> **STATED GOAL**
Find all lines in the listing that include the word "슬라이드", then copy them.

★ ★ ★ ★

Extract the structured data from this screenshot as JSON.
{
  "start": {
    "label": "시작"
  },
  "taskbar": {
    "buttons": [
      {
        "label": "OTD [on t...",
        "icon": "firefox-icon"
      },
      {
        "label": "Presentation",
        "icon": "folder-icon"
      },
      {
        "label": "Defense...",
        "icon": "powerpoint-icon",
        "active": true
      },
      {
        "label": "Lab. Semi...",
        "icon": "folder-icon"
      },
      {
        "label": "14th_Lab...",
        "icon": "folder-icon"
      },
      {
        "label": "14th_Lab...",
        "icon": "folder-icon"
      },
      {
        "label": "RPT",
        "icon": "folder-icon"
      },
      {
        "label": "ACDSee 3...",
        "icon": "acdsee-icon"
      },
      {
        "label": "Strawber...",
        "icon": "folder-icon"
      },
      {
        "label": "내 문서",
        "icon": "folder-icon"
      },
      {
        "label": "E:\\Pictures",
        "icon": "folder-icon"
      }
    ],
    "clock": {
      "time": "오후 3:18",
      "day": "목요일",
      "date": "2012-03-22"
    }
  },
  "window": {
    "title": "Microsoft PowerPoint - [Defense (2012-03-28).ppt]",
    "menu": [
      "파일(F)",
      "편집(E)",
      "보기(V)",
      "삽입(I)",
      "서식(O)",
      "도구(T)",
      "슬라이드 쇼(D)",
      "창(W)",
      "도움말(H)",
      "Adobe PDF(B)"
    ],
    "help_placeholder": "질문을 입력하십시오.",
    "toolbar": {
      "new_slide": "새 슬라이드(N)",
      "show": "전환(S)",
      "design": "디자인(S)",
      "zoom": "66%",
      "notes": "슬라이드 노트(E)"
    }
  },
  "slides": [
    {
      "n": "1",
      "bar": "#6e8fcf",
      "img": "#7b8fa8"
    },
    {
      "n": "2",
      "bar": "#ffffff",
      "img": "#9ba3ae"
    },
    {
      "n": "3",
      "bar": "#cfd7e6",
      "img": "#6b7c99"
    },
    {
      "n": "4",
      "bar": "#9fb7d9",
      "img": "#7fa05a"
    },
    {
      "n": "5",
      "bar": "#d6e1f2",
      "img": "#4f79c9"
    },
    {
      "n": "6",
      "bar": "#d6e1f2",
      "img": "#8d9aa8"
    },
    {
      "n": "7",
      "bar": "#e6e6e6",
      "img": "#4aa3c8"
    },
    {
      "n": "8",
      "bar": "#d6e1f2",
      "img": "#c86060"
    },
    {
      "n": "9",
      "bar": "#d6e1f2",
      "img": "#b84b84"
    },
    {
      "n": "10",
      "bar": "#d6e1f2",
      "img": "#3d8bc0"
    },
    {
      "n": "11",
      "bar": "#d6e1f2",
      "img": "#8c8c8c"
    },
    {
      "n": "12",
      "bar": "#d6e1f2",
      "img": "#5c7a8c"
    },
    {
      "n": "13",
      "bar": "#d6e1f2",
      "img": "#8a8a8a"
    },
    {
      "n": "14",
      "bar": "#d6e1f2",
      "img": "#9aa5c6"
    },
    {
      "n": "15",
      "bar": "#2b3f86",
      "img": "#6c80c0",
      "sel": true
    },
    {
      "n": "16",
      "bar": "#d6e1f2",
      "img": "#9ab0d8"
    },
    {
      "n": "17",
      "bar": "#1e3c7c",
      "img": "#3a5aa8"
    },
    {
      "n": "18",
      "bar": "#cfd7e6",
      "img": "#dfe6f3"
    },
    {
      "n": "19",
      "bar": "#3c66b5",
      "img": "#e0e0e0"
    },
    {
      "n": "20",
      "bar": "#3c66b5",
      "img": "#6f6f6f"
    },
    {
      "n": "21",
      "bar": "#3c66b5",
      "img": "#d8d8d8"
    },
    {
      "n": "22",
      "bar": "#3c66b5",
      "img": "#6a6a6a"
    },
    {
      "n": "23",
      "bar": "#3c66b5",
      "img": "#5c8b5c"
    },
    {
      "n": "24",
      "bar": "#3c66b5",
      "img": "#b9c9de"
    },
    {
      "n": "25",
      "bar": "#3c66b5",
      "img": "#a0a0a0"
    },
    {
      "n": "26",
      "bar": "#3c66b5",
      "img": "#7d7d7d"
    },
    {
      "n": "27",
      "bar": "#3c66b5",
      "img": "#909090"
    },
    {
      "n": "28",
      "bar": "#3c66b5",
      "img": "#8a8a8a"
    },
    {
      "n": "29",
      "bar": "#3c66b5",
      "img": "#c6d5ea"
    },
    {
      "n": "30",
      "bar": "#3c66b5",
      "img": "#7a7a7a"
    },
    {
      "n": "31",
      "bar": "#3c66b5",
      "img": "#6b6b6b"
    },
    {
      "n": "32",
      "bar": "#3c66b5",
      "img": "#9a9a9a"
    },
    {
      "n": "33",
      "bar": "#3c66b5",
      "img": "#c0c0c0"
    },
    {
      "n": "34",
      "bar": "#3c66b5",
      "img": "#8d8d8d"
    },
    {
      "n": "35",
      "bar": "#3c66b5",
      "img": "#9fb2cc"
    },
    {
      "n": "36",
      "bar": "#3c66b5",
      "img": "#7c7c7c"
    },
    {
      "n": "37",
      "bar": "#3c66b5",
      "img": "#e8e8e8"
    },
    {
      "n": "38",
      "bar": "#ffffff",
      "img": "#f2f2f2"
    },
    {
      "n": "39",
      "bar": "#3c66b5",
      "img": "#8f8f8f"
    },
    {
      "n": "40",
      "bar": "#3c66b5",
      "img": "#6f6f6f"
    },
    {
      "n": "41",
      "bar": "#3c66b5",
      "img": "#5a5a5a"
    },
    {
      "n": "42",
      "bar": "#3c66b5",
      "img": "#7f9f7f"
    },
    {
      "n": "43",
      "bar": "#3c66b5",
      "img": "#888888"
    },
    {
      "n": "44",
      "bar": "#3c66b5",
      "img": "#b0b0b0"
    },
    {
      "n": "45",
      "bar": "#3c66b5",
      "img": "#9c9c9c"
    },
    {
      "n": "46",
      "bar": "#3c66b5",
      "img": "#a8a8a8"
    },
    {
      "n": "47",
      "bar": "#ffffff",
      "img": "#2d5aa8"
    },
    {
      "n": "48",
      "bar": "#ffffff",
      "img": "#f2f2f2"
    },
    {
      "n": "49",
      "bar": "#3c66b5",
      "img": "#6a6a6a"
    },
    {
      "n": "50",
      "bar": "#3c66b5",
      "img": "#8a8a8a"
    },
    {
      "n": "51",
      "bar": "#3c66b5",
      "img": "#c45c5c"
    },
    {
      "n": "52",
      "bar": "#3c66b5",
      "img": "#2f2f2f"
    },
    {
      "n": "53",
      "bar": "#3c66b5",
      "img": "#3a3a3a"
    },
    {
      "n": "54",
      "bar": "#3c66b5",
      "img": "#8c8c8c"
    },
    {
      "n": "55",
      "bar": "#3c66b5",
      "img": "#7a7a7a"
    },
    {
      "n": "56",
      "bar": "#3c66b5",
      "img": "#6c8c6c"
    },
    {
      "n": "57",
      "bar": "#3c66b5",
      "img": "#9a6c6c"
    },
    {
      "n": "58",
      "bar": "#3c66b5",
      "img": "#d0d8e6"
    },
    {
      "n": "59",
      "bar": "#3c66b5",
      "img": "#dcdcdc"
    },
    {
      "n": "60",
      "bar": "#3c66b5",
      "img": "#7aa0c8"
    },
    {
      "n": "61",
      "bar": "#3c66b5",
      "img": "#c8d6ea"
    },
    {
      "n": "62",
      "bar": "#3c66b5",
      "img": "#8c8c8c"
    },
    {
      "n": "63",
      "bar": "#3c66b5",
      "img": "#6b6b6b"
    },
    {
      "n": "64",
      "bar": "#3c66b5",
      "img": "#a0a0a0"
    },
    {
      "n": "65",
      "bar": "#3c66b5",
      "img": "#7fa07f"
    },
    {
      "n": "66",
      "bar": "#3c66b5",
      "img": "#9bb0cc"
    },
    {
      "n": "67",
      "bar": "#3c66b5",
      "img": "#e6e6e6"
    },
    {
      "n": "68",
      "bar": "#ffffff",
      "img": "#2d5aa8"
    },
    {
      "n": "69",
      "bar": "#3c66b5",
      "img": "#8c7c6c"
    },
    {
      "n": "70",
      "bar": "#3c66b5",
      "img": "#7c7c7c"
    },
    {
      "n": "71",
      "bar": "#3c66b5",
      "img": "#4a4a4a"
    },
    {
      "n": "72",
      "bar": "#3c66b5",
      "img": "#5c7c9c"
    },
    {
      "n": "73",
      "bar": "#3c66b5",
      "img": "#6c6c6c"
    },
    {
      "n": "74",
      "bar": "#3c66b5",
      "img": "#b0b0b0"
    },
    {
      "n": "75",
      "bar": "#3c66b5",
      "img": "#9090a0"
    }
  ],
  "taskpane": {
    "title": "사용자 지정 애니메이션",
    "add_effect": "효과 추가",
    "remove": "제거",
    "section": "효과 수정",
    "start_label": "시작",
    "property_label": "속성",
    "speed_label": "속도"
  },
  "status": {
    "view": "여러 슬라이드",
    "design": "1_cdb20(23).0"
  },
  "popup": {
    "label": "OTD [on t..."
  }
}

★ ★ ★ ★

> **WRITTEN SOLUTION**
      "슬라이드 쇼(D)",
      "new_slide": "새 슬라이드(N)",
      "notes": "슬라이드 노트(E)"
    "view": "여러 슬라이드",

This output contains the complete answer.